#### Stated problem
Your task is to output the data exactly as it stands.

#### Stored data

* * * * * * *

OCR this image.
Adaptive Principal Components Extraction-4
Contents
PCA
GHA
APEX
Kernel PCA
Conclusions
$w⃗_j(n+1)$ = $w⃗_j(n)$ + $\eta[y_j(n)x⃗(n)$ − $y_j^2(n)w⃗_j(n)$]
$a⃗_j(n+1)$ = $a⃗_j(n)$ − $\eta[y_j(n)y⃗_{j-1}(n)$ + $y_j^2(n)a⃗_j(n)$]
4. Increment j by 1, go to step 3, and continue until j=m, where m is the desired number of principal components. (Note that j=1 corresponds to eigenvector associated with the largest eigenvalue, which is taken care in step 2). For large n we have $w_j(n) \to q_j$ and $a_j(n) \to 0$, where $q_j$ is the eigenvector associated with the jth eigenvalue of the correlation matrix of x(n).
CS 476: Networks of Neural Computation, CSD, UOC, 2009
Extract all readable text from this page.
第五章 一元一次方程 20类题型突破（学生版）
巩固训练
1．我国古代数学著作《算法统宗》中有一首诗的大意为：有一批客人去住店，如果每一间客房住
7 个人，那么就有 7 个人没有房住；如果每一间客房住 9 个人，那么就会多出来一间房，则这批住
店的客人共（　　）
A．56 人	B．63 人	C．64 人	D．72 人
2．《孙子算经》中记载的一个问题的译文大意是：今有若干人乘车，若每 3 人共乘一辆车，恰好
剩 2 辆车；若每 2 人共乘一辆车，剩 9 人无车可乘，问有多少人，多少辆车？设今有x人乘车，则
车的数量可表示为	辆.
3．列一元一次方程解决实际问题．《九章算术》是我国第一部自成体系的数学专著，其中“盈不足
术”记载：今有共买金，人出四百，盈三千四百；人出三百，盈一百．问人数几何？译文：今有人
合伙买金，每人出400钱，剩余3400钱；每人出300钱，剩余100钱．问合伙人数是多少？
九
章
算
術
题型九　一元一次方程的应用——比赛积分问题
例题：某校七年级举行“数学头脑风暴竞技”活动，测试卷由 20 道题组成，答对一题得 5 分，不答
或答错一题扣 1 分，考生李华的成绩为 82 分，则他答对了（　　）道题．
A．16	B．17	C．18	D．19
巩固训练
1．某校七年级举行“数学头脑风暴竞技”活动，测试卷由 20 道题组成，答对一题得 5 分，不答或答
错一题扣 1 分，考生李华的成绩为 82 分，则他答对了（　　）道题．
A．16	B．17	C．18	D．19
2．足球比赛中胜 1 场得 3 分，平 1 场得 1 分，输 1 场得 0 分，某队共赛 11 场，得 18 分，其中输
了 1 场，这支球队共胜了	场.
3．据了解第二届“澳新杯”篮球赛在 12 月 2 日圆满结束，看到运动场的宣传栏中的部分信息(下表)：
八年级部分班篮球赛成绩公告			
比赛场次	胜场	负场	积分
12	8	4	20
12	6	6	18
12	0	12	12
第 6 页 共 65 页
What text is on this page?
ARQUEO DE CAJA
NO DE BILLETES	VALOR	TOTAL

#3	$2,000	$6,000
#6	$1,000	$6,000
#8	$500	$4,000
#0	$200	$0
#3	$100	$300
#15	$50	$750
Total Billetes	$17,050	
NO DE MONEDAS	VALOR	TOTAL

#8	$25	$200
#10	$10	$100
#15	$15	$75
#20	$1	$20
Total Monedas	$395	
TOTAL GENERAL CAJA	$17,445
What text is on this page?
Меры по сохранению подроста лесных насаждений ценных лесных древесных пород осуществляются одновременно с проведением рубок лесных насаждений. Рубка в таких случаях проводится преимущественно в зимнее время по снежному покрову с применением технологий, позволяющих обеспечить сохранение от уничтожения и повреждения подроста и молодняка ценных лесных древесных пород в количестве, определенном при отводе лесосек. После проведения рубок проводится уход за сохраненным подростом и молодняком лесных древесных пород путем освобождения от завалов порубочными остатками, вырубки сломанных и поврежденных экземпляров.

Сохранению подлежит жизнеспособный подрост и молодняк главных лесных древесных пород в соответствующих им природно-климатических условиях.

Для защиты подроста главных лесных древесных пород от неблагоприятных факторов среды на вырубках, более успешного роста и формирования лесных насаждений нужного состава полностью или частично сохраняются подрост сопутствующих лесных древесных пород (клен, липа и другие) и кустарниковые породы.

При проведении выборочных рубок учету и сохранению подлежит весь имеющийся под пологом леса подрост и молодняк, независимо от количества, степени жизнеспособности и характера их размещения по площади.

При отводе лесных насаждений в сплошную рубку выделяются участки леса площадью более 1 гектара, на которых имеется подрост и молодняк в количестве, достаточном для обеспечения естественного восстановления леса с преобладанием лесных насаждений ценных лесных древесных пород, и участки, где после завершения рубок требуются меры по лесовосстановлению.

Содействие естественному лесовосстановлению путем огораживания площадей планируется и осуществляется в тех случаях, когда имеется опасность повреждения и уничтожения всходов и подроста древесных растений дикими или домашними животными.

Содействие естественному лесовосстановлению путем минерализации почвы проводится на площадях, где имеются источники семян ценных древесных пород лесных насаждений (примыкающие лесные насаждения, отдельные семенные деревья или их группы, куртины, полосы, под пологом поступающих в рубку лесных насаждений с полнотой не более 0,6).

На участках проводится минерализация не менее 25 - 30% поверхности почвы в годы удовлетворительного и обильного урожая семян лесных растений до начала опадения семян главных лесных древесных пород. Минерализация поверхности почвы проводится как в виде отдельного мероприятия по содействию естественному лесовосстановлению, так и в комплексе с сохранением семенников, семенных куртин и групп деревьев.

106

* * * * * * *

#### Solution for this task
OCR this image.
Adaptive Principal Components Extraction-4
Contents
PCA
GHA
APEX
Kernel PCA
Conclusions
$w⃗_j(n+1)$ = $w⃗_j(n)$ + $\eta[y_j(n)x⃗(n)$ − $y_j^2(n)w⃗_j(n)$]
$a⃗_j(n+1)$ = $a⃗_j(n)$ − $\eta[y_j(n)y⃗_{j-1}(n)$ + $y_j^2(n)a⃗_j(n)$]
4. Increment j by 1, go to step 3, and continue until j=m, where m is the desired number of principal components. (Note that j=1 corresponds to eigenvector associated with the largest eigenvalue, which is taken care in step 2). For large n we have $w_j(n) \to q_j$ and $a_j(n) \to 0$, where $q_j$ is the eigenvector associated with the jth eigenvalue of the correlation matrix of x(n).
CS 476: Networks of Neural Computation, CSD, UOC, 2009
Extract all readable text from this page.
第五章 一元一次方程 20类题型突破（学生版）
巩固训练
1．我国古代数学著作《算法统宗》中有一首诗的大意为：有一批客人去住店，如果每一间客房住
7 个人，那么就有 7 个人没有房住；如果每一间客房住 9 个人，那么就会多出来一间房，则这批住
店的客人共（　　）
A．56 人	B．63 人	C．64 人	D．72 人
2．《孙子算经》中记载的一个问题的译文大意是：今有若干人乘车，若每 3 人共乘一辆车，恰好
剩 2 辆车；若每 2 人共乘一辆车，剩 9 人无车可乘，问有多少人，多少辆车？设今有x人乘车，则
车的数量可表示为	辆.
3．列一元一次方程解决实际问题．《九章算术》是我国第一部自成体系的数学专著，其中“盈不足
术”记载：今有共买金，人出四百，盈三千四百；人出三百，盈一百．问人数几何？译文：今有人
合伙买金，每人出400钱，剩余3400钱；每人出300钱，剩余100钱．问合伙人数是多少？
九
章
算
術
题型九　一元一次方程的应用——比赛积分问题
例题：某校七年级举行“数学头脑风暴竞技”活动，测试卷由 20 道题组成，答对一题得 5 分，不答
或答错一题扣 1 分，考生李华的成绩为 82 分，则他答对了（　　）道题．
A．16	B．17	C．18	D．19
巩固训练
1．某校七年级举行“数学头脑风暴竞技”活动，测试卷由 20 道题组成，答对一题得 5 分，不答或答
错一题扣 1 分，考生李华的成绩为 82 分，则他答对了（　　）道题．
A．16	B．17	C．18	D．19
2．足球比赛中胜 1 场得 3 分，平 1 场得 1 分，输 1 场得 0 分，某队共赛 11 场，得 18 分，其中输
了 1 场，这支球队共胜了	场.
3．据了解第二届“澳新杯”篮球赛在 12 月 2 日圆满结束，看到运动场的宣传栏中的部分信息(下表)：
八年级部分班篮球赛成绩公告			
比赛场次	胜场	负场	积分
12	8	4	20
12	6	6	18
12	0	12	12
第 6 页 共 65 页
What text is on this page?
ARQUEO DE CAJA
NO DE BILLETES	VALOR	TOTAL

#3	$2,000	$6,000
#6	$1,000	$6,000
#8	$500	$4,000
#0	$200	$0
#3	$100	$300
#15	$50	$750
Total Billetes	$17,050	
NO DE MONEDAS	VALOR	TOTAL

#8	$25	$200
#10	$10	$100
#15	$15	$75
#20	$1	$20
Total Monedas	$395	
TOTAL GENERAL CAJA	$17,445
What text is on this page?
Меры по сохранению подроста лесных насаждений ценных лесных древесных пород осуществляются одновременно с проведением рубок лесных насаждений. Рубка в таких случаях проводится преимущественно в зимнее время по снежному покрову с применением технологий, позволяющих обеспечить сохранение от уничтожения и повреждения подроста и молодняка ценных лесных древесных пород в количестве, определенном при отводе лесосек. После проведения рубок проводится уход за сохраненным подростом и молодняком лесных древесных пород путем освобождения от завалов порубочными остатками, вырубки сломанных и поврежденных экземпляров.

Сохранению подлежит жизнеспособный подрост и молодняк главных лесных древесных пород в соответствующих им природно-климатических условиях.

Для защиты подроста главных лесных древесных пород от неблагоприятных факторов среды на вырубках, более успешного роста и формирования лесных насаждений нужного состава полностью или частично сохраняются подрост сопутствующих лесных древесных пород (клен, липа и другие) и кустарниковые породы.

При проведении выборочных рубок учету и сохранению подлежит весь имеющийся под пологом леса подрост и молодняк, независимо от количества, степени жизнеспособности и характера их размещения по площади.

При отводе лесных насаждений в сплошную рубку выделяются участки леса площадью более 1 гектара, на которых имеется подрост и молодняк в количестве, достаточном для обеспечения естественного восстановления леса с преобладанием лесных насаждений ценных лесных древесных пород, и участки, где после завершения рубок требуются меры по лесовосстановлению.

Содействие естественному лесовосстановлению путем огораживания площадей планируется и осуществляется в тех случаях, когда имеется опасность повреждения и уничтожения всходов и подроста древесных растений дикими или домашними животными.

Содействие естественному лесовосстановлению путем минерализации почвы проводится на площадях, где имеются источники семян ценных древесных пород лесных насаждений (примыкающие лесные насаждения, отдельные семенные деревья или их группы, куртины, полосы, под пологом поступающих в рубку лесных насаждений с полнотой не более 0,6).

На участках проводится минерализация не менее 25 - 30% поверхности почвы в годы удовлетворительного и обильного урожая семян лесных растений до начала опадения семян главных лесных древесных пород. Минерализация поверхности почвы проводится как в виде отдельного мероприятия по содействию естественному лесовосстановлению, так и в комплексе с сохранением семенников, семенных куртин и групп деревьев.

106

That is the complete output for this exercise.